## EXERCISE DESCRIPTION
Please copy the rows word for word, from the beginning of the rows up to and including the line that contains "138, 82, 158]".

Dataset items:

--- Begin ---

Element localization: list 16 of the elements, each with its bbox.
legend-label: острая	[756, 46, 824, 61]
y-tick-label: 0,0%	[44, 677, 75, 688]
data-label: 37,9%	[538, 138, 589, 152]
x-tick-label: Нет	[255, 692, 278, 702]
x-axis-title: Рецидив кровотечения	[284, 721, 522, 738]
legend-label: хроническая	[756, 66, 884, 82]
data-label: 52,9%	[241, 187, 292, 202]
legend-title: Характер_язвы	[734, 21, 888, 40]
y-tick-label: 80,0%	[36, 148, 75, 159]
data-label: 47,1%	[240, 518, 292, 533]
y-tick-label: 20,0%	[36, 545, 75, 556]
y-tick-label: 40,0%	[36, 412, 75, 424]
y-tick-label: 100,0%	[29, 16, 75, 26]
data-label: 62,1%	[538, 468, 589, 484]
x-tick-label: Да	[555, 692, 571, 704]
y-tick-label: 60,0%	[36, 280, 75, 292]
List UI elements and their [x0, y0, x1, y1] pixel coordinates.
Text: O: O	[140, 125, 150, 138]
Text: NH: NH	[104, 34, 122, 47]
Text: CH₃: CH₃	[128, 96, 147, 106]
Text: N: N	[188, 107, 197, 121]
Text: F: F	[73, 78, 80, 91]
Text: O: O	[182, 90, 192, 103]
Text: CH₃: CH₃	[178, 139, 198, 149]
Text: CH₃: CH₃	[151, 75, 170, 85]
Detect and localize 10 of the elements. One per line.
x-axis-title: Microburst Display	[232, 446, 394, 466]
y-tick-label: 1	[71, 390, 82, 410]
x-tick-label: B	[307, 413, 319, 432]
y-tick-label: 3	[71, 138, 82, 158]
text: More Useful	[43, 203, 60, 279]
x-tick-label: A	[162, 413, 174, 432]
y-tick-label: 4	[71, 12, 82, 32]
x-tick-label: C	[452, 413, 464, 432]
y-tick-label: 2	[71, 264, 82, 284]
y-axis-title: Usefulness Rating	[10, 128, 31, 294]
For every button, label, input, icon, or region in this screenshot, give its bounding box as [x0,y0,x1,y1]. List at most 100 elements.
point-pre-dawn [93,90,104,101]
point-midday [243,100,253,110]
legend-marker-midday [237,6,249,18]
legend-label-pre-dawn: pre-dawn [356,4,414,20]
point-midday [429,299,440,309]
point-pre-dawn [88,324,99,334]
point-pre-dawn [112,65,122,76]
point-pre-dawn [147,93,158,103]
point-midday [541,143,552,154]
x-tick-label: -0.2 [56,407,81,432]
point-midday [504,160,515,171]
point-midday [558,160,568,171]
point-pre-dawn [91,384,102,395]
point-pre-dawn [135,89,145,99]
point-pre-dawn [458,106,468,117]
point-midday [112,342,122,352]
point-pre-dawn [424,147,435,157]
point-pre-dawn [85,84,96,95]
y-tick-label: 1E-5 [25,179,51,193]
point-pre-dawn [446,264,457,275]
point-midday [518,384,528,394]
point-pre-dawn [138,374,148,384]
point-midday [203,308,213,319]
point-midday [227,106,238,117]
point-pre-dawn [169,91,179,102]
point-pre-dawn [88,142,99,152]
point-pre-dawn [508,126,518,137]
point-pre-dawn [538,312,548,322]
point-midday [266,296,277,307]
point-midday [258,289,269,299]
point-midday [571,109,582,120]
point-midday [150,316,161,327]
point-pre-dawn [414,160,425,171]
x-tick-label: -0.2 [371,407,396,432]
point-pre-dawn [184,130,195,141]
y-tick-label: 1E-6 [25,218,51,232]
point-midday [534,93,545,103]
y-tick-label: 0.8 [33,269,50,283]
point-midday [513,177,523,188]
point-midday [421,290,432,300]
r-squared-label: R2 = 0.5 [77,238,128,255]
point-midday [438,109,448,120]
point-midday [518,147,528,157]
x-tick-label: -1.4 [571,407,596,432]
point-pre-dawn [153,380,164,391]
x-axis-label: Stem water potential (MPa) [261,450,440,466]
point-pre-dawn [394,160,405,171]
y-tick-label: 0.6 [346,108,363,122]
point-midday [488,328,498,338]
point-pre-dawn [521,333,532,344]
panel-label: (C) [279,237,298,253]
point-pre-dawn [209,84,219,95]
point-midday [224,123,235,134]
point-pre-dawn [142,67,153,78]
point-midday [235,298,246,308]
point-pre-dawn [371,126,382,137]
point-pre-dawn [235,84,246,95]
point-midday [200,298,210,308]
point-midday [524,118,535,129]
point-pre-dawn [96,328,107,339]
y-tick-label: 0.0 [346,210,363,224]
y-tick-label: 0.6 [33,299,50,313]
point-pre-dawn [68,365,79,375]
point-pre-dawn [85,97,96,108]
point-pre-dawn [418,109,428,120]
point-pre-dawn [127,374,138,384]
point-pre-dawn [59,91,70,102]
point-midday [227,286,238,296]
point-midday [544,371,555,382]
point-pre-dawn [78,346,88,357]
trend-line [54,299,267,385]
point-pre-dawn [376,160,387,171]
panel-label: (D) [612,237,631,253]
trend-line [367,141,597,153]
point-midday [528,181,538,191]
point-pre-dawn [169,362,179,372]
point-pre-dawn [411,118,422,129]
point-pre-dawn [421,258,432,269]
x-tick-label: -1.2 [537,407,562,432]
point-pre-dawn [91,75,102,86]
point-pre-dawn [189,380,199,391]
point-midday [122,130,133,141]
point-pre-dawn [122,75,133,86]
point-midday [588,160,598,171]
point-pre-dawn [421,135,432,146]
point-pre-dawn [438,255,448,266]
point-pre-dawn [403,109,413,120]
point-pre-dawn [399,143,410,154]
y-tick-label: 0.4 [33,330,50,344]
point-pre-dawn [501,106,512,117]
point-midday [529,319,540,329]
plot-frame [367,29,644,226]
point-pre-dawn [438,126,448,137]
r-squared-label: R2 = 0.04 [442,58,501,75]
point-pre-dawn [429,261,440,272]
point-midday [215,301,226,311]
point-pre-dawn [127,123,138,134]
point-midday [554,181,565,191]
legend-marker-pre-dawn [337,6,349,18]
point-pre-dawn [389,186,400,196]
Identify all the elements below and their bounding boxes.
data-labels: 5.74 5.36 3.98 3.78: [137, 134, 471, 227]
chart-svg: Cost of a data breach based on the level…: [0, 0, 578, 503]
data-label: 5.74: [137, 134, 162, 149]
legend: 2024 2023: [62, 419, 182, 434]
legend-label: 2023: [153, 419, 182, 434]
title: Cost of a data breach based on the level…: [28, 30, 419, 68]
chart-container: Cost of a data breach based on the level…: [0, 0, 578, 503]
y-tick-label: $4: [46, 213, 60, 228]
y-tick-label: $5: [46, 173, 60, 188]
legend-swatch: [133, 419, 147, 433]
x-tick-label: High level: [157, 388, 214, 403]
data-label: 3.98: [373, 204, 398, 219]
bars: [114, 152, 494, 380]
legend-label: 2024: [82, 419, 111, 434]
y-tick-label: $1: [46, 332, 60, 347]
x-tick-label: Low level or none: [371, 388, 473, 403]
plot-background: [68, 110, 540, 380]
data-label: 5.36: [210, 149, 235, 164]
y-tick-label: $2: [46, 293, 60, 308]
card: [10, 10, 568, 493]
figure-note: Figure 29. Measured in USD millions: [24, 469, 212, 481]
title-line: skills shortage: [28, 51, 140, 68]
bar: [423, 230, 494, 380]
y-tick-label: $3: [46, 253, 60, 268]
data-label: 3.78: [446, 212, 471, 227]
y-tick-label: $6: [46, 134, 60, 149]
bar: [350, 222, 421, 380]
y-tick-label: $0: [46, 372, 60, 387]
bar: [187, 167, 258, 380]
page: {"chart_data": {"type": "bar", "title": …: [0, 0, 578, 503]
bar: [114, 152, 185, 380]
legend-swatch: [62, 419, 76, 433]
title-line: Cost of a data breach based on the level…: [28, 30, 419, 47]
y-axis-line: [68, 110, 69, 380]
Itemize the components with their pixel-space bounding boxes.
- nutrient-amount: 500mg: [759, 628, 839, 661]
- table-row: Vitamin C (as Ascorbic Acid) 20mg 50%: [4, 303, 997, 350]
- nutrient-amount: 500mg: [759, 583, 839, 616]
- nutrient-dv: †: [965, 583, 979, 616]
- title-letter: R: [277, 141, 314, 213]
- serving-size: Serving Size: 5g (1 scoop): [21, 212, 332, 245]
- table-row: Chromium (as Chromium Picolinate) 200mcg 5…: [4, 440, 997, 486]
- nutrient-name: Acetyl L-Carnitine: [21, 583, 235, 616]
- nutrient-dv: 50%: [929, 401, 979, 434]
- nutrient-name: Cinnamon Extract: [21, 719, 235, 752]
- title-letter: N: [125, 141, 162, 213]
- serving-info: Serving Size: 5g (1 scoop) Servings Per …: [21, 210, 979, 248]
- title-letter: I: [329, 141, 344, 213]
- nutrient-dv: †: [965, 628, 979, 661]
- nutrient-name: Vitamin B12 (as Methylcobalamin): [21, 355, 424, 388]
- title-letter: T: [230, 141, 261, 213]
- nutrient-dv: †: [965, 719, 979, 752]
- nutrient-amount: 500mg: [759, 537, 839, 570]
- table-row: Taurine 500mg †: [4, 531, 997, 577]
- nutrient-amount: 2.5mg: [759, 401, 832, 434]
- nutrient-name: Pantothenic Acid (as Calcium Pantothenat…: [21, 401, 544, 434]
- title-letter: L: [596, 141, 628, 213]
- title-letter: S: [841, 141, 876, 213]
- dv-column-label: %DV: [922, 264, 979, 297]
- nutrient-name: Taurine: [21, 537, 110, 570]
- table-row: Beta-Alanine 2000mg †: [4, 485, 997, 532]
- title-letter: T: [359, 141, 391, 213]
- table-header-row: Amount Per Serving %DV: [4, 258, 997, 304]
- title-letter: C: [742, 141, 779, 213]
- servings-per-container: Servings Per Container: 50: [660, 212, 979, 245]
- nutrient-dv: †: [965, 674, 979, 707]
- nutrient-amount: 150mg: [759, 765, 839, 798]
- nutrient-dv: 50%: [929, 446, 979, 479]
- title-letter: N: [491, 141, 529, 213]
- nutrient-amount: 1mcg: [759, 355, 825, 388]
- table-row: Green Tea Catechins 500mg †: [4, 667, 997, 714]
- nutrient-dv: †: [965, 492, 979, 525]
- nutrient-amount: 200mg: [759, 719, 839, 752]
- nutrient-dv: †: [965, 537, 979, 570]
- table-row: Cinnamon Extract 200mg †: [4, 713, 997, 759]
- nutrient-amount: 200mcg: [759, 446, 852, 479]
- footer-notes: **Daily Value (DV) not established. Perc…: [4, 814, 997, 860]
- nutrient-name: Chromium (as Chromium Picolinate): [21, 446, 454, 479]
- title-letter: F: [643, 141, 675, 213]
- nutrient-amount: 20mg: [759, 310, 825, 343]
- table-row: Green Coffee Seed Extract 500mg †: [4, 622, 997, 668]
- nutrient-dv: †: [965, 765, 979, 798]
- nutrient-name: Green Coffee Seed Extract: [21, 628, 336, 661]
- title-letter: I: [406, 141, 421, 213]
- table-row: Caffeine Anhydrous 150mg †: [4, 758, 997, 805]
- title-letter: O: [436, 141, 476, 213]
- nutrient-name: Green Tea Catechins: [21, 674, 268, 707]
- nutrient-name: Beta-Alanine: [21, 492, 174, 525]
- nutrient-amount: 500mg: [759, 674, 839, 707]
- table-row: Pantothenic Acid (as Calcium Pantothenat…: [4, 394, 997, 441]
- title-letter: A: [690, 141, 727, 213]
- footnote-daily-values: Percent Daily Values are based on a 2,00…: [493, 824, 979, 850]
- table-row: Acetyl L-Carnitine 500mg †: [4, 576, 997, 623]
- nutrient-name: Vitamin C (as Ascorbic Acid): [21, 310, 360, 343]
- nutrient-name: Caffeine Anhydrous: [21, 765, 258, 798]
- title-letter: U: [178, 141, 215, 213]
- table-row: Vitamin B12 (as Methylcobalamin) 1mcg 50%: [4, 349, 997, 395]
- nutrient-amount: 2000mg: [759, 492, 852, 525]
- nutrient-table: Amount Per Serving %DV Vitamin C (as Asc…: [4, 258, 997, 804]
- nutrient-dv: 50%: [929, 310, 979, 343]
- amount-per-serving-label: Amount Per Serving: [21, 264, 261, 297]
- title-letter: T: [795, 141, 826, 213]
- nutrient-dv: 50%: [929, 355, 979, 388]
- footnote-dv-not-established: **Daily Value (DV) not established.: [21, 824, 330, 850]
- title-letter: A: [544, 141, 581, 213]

--- End ---

## RESPONSE TO THE TASK
Element localization: list 16 of the elements, each with its bbox.
legend-label: острая	[756, 46, 824, 61]
y-tick-label: 0,0%	[44, 677, 75, 688]
data-label: 37,9%	[538, 138, 589, 152]
x-tick-label: Нет	[255, 692, 278, 702]
x-axis-title: Рецидив кровотечения	[284, 721, 522, 738]
legend-label: хроническая	[756, 66, 884, 82]
data-label: 52,9%	[241, 187, 292, 202]
legend-title: Характер_язвы	[734, 21, 888, 40]
y-tick-label: 80,0%	[36, 148, 75, 159]
data-label: 47,1%	[240, 518, 292, 533]
y-tick-label: 20,0%	[36, 545, 75, 556]
y-tick-label: 40,0%	[36, 412, 75, 424]
y-tick-label: 100,0%	[29, 16, 75, 26]
data-label: 62,1%	[538, 468, 589, 484]
x-tick-label: Да	[555, 692, 571, 704]
y-tick-label: 60,0%	[36, 280, 75, 292]
List UI elements and their [x0, y0, x1, y1] pixel coordinates.
Text: O: O	[140, 125, 150, 138]
Text: NH: NH	[104, 34, 122, 47]
Text: CH₃: CH₃	[128, 96, 147, 106]
Text: N: N	[188, 107, 197, 121]
Text: F: F	[73, 78, 80, 91]
Text: O: O	[182, 90, 192, 103]
Text: CH₃: CH₃	[178, 139, 198, 149]
Text: CH₃: CH₃	[151, 75, 170, 85]
Detect and localize 10 of the elements. One per line.
x-axis-title: Microburst Display	[232, 446, 394, 466]
y-tick-label: 1	[71, 390, 82, 410]
x-tick-label: B	[307, 413, 319, 432]
y-tick-label: 3	[71, 138, 82, 158]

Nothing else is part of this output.